START Dataset
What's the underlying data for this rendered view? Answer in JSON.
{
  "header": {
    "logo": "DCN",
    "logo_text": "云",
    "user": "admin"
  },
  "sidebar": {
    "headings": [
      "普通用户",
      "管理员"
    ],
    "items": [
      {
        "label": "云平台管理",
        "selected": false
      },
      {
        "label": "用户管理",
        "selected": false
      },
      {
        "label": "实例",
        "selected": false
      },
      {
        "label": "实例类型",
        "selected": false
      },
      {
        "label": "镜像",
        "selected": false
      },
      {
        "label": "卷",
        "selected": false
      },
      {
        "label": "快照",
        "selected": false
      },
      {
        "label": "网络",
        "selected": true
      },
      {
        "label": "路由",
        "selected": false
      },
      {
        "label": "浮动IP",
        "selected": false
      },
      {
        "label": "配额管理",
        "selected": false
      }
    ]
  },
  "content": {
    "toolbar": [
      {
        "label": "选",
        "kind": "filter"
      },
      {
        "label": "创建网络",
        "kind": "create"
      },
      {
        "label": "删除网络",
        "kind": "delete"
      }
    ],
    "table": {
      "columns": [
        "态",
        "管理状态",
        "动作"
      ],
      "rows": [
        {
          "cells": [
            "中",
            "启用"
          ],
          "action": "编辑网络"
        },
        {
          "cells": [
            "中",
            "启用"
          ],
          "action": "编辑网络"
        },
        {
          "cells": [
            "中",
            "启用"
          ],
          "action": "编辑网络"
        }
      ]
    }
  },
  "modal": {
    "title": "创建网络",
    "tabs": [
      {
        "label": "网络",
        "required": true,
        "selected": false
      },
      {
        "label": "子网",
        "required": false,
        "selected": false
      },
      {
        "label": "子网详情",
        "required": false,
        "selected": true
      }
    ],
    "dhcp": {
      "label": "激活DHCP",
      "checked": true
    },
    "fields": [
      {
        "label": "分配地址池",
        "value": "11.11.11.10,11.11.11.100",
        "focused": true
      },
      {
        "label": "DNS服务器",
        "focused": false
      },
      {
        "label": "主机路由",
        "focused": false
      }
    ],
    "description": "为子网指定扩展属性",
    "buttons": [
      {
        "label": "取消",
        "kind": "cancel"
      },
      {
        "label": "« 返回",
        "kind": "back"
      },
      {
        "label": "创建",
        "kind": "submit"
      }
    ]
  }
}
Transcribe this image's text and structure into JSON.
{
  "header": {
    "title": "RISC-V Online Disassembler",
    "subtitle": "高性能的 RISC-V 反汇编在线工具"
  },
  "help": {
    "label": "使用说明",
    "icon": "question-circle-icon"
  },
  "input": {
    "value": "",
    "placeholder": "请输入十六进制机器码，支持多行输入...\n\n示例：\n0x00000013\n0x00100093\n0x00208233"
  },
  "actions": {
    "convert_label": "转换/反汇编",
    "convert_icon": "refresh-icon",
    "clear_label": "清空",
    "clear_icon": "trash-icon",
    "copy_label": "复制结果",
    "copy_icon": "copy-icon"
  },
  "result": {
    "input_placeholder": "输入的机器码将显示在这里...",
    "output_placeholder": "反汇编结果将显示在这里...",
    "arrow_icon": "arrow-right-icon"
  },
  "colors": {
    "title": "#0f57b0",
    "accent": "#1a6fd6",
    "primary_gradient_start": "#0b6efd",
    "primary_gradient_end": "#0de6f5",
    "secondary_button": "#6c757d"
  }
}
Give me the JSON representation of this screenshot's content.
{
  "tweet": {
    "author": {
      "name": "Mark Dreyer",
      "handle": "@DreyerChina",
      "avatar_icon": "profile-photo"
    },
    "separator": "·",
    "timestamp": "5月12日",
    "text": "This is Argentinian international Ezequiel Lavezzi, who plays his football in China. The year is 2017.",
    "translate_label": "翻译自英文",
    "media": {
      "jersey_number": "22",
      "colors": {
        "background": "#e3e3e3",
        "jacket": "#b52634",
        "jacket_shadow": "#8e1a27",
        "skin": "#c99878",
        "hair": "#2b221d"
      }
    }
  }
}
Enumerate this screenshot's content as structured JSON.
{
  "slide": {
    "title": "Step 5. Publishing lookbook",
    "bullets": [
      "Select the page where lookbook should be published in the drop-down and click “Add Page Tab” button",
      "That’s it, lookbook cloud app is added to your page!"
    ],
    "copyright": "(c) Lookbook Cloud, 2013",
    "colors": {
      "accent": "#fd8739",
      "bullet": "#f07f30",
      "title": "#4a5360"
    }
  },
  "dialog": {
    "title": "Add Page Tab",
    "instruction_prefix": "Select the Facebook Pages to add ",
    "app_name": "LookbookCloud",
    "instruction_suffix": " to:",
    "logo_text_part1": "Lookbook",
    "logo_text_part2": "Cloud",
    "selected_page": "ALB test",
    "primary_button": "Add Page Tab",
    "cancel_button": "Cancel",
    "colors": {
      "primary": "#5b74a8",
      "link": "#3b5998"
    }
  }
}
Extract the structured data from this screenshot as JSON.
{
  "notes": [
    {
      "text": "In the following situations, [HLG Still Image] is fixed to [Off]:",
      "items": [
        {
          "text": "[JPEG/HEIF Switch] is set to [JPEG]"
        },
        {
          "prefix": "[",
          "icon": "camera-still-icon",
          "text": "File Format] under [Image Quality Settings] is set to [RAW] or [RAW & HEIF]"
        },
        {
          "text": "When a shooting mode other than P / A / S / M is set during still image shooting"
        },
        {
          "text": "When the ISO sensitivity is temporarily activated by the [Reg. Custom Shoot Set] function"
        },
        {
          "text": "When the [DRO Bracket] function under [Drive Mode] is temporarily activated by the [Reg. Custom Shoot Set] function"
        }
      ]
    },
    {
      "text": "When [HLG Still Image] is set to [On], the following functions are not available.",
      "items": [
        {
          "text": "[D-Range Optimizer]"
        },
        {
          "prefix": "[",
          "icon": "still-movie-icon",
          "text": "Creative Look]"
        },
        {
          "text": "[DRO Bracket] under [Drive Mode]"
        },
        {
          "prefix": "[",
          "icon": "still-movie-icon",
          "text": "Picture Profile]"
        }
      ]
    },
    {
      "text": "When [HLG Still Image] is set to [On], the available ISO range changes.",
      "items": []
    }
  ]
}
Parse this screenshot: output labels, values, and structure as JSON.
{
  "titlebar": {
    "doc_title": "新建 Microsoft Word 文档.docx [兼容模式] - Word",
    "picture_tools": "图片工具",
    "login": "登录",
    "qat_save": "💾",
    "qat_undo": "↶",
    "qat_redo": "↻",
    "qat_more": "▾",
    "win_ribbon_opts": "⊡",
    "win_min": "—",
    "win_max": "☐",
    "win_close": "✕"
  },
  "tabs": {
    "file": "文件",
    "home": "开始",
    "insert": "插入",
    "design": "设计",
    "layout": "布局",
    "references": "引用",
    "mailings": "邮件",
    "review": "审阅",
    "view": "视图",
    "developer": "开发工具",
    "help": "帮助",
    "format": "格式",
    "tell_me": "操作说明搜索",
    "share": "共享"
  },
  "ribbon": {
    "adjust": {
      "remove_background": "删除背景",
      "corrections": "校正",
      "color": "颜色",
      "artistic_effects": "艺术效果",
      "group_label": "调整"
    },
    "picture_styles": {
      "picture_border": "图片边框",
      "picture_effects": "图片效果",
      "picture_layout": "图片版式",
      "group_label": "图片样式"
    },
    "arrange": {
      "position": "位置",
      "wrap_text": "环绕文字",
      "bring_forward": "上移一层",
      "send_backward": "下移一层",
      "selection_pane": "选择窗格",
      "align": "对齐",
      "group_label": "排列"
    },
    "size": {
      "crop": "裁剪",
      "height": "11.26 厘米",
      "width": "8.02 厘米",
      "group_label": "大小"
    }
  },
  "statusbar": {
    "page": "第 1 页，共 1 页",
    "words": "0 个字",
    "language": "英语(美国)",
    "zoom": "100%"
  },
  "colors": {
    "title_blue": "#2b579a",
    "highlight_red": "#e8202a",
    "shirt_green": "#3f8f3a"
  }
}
END Dataset
• _Task statement_
Give the number of lines in the records that contain the string "following", and nothing besides.

• _Solution to this task_
2